**Exercise brief:** Go through the material below and copy each line where the word "program" appears.

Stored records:
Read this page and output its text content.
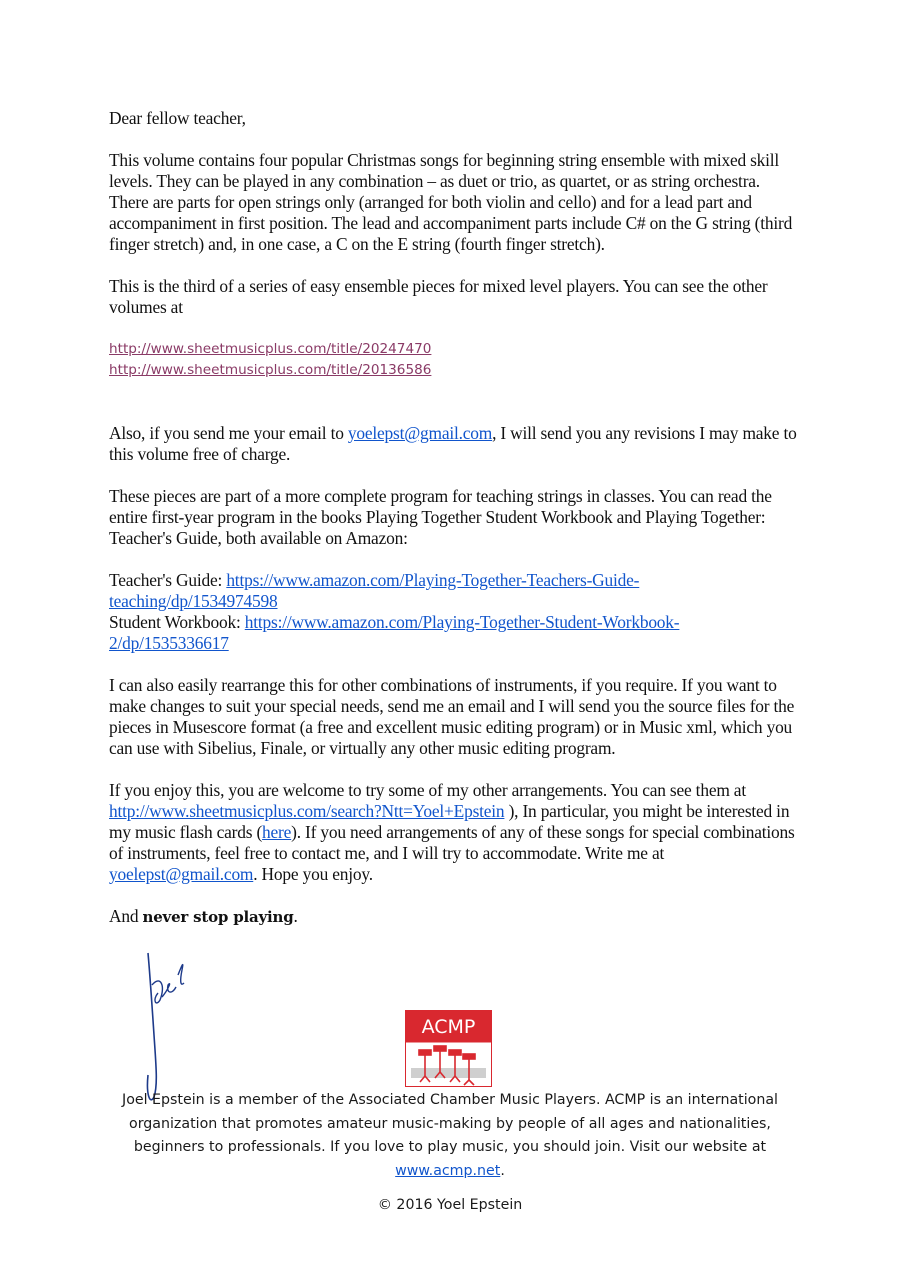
Dear fellow teacher,

This volume contains four popular Christmas songs for beginning string ensemble with mixed skill levels. They can be played in any combination – as duet or trio, as quartet, or as string orchestra. There are parts for open strings only (arranged for both violin and cello) and for a lead part and accompaniment in first position. The lead and accompaniment parts include C# on the G string (third finger stretch) and, in one case, a C on the E string (fourth finger stretch).

This is the third of a series of easy ensemble pieces for mixed level players. You can see the other volumes at

http://www.sheetmusicplus.com/title/20247470
http://www.sheetmusicplus.com/title/20136586

Also, if you send me your email to yoelepst@gmail.com, I will send you any revisions I may make to this volume free of charge.

These pieces are part of a more complete program for teaching strings in classes. You can read the entire first-year program in the books Playing Together Student Workbook and Playing Together: Teacher's Guide, both available on Amazon:

Teacher's Guide: https://www.amazon.com/Playing-Together-Teachers-Guide-
teaching/dp/1534974598

Student Workbook: https://www.amazon.com/Playing-Together-Student-Workbook-
2/dp/1535336617

I can also easily rearrange this for other combinations of instruments, if you require. If you want to make changes to suit your special needs, send me an email and I will send you the source files for the pieces in Musescore format (a free and excellent music editing program) or in Music xml, which you can use with Sibelius, Finale, or virtually any other music editing program.

If you enjoy this, you are welcome to try some of my other arrangements. You can see them at http://www.sheetmusicplus.com/search?Ntt=Yoel+Epstein ), In particular, you might be interested in my music flash cards (here). If you need arrangements of any of these songs for special combinations of instruments, feel free to contact me, and I will try to accommodate. Write me at yoelepst@gmail.com. Hope you enjoy.

And never stop playing.

ACMP
Joel Epstein is a member of the Associated Chamber Music Players. ACMP is an international organization that promotes amateur music-making by people of all ages and nationalities, beginners to professionals. If you love to play music, you should join. Visit our website at www.acmp.net.
© 2016 Yoel Epstein
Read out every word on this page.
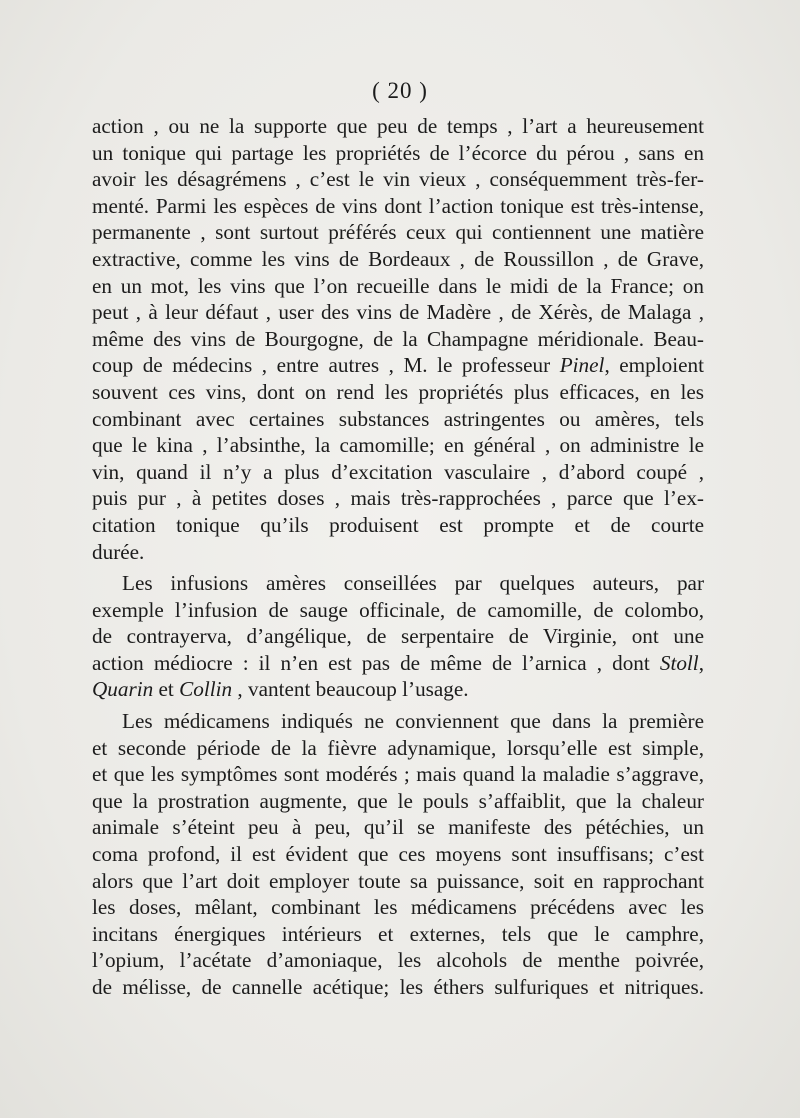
( 20 )
action , ou ne la supporte que peu de temps , l’art a heureusement
un tonique qui partage les propriétés de l’écorce du pérou , sans en
avoir les désagrémens , c’est le vin vieux , conséquemment très-fer-
menté. Parmi les espèces de vins dont l’action tonique est très-intense,
permanente , sont surtout préférés ceux qui contiennent une matière
extractive, comme les vins de Bordeaux , de Roussillon , de Grave,
en un mot, les vins que l’on recueille dans le midi de la France; on
peut , à leur défaut , user des vins de Madère , de Xérès, de Malaga ,
même des vins de Bourgogne, de la Champagne méridionale. Beau-
coup de médecins , entre autres , M. le professeur Pinel, emploient
souvent ces vins, dont on rend les propriétés plus efficaces, en les
combinant avec certaines substances astringentes ou amères, tels
que le kina , l’absinthe, la camomille; en général , on administre le
vin, quand il n’y a plus d’excitation vasculaire , d’abord coupé ,
puis pur , à petites doses , mais très-rapprochées , parce que l’ex-
citation tonique qu’ils produisent est prompte et de courte
durée.
Les infusions amères conseillées par quelques auteurs, par
exemple l’infusion de sauge officinale, de camomille, de colombo,
de contrayerva, d’angélique, de serpentaire de Virginie, ont une
action médiocre : il n’en est pas de même de l’arnica , dont Stoll,
Quarin et Collin , vantent beaucoup l’usage.
Les médicamens indiqués ne conviennent que dans la première
et seconde période de la fièvre adynamique, lorsqu’elle est simple,
et que les symptômes sont modérés ; mais quand la maladie s’aggrave,
que la prostration augmente, que le pouls s’affaiblit, que la chaleur
animale s’éteint peu à peu, qu’il se manifeste des pétéchies, un
coma profond, il est évident que ces moyens sont insuffisans; c’est
alors que l’art doit employer toute sa puissance, soit en rapprochant
les doses, mêlant, combinant les médicamens précédens avec les
incitans énergiques intérieurs et externes, tels que le camphre,
l’opium, l’acétate d’amoniaque, les alcohols de menthe poivrée,
de mélisse, de cannelle acétique; les éthers sulfuriques et nitriques.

**Written solution:**
These pieces are part of a more complete program for teaching strings in classes. You can read the entire first-year program in the books Playing Together Student Workbook and Playing Together: Teacher's Guide, both available on Amazon:
I can also easily rearrange this for other combinations of instruments, if you require. If you want to make changes to suit your special needs, send me an email and I will send you the source files for the pieces in Musescore format (a free and excellent music editing program) or in Music xml, which you can use with Sibelius, Finale, or virtually any other music editing program.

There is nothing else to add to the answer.